Problem: Your task is to filter the data below down to the lines holding "title".

Material:
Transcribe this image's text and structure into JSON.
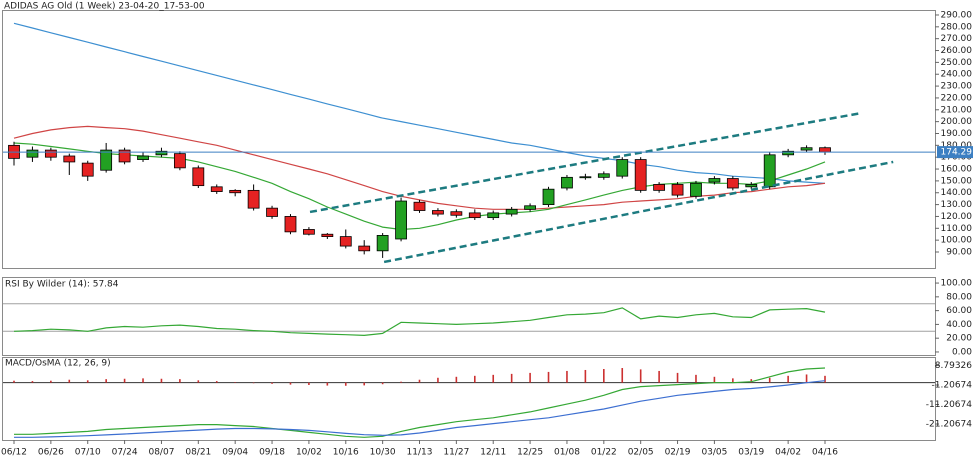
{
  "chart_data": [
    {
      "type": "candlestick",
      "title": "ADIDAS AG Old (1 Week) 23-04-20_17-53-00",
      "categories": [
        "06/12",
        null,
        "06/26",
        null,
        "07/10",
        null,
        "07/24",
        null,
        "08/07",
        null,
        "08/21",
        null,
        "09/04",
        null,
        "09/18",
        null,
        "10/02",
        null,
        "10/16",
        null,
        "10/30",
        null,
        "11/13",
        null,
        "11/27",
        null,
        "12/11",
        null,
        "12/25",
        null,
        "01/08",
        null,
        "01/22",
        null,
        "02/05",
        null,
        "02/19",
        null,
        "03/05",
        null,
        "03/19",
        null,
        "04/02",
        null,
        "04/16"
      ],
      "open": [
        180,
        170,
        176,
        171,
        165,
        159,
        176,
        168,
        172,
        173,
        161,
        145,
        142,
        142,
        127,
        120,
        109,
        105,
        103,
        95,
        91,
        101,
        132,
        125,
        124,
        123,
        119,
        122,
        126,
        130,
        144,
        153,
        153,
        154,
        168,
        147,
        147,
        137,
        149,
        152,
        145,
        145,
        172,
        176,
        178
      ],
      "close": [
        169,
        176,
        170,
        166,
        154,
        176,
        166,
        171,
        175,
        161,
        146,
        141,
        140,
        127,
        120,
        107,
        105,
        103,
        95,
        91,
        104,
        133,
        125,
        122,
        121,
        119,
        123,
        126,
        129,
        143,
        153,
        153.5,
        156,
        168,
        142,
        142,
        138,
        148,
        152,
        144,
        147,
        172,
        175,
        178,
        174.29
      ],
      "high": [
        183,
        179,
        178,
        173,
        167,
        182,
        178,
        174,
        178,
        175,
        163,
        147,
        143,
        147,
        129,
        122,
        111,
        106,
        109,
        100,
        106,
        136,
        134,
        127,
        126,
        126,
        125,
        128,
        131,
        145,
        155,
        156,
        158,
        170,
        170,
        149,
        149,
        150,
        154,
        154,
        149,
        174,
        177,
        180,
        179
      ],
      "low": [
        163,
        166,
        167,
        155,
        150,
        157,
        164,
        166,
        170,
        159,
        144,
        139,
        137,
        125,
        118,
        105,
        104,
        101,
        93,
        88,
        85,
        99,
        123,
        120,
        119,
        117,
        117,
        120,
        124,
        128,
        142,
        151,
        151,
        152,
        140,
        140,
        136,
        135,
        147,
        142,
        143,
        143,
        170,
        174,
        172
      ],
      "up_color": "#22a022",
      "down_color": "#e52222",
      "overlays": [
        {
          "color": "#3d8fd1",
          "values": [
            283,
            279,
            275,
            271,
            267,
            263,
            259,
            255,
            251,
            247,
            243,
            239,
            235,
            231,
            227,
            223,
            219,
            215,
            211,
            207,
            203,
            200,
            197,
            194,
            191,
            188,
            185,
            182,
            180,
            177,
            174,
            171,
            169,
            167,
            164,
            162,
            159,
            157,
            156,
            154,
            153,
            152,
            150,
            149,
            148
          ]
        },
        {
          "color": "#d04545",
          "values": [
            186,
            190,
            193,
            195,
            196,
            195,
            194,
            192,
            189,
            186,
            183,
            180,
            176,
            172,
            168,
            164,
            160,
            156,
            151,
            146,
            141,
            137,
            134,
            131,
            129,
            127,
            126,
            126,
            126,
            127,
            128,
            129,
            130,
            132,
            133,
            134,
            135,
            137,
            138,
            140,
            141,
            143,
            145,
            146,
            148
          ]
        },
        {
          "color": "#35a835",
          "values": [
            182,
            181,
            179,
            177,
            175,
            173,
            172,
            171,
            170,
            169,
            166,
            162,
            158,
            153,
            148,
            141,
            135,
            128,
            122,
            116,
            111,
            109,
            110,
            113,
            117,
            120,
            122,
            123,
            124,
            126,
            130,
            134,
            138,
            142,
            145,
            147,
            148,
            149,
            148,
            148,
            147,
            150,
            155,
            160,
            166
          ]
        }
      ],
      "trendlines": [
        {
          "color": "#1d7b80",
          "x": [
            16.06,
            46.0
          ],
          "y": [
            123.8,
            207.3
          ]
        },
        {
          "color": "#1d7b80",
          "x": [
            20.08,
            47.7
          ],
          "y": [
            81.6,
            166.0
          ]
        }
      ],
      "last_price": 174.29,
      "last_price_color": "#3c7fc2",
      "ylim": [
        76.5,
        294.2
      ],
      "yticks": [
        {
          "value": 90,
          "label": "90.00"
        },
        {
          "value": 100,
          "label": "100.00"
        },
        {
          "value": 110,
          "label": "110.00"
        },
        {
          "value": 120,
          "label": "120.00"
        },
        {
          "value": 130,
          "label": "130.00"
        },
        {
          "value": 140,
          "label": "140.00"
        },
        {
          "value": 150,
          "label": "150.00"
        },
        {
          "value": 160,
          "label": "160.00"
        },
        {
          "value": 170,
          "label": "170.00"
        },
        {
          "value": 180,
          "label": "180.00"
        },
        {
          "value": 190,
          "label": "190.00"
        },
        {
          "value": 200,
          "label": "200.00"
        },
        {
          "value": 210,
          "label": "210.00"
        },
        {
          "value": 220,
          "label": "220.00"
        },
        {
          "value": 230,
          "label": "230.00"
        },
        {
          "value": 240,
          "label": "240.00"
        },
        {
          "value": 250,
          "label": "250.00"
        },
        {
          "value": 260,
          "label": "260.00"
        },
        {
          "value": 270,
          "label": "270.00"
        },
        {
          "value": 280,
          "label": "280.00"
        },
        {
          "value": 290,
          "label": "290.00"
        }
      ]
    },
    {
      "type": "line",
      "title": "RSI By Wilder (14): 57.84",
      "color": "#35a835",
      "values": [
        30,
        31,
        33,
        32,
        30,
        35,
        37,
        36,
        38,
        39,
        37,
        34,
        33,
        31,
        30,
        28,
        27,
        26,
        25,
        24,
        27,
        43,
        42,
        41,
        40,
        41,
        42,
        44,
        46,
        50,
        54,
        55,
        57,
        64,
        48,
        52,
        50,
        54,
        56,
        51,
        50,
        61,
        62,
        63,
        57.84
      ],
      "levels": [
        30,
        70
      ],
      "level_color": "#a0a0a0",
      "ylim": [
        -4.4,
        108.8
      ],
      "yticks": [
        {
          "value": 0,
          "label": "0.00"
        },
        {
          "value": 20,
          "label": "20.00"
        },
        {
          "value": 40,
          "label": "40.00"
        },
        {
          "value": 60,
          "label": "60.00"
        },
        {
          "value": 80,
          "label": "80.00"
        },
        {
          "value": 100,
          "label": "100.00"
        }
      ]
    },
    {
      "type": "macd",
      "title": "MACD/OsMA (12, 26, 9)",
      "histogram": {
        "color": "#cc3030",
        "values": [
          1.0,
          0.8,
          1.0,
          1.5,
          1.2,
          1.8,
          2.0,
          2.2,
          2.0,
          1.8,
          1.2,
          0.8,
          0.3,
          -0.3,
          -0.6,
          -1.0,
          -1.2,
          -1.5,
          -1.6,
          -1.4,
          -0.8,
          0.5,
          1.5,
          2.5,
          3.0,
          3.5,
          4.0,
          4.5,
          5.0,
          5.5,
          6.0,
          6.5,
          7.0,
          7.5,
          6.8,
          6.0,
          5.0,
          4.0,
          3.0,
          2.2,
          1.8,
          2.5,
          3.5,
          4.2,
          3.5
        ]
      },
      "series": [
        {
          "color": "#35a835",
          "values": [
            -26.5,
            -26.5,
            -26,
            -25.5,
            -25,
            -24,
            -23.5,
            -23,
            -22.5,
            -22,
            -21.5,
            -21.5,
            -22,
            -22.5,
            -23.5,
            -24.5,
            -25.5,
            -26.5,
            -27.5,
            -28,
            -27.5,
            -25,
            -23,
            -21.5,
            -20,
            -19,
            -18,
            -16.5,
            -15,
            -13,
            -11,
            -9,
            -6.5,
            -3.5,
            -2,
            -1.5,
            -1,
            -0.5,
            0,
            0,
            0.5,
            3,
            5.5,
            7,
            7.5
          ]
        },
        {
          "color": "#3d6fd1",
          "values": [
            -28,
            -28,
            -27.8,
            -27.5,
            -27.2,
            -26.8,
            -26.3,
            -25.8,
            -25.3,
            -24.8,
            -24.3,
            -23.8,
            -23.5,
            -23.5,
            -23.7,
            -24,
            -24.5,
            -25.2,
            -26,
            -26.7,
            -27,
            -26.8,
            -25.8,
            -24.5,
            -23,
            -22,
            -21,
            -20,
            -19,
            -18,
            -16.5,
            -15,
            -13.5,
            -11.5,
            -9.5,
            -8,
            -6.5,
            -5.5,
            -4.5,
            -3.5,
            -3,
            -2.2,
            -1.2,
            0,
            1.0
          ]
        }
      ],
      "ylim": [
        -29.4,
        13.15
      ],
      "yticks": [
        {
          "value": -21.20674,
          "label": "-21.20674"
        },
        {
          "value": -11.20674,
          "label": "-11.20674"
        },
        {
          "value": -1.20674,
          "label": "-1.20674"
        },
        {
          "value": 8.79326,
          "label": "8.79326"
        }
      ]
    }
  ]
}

Task result:
      "title": "ADIDAS AG Old (1 Week) 23-04-20_17-53-00",
      "title": "RSI By Wilder (14): 57.84",
      "title": "MACD/OsMA (12, 26, 9)",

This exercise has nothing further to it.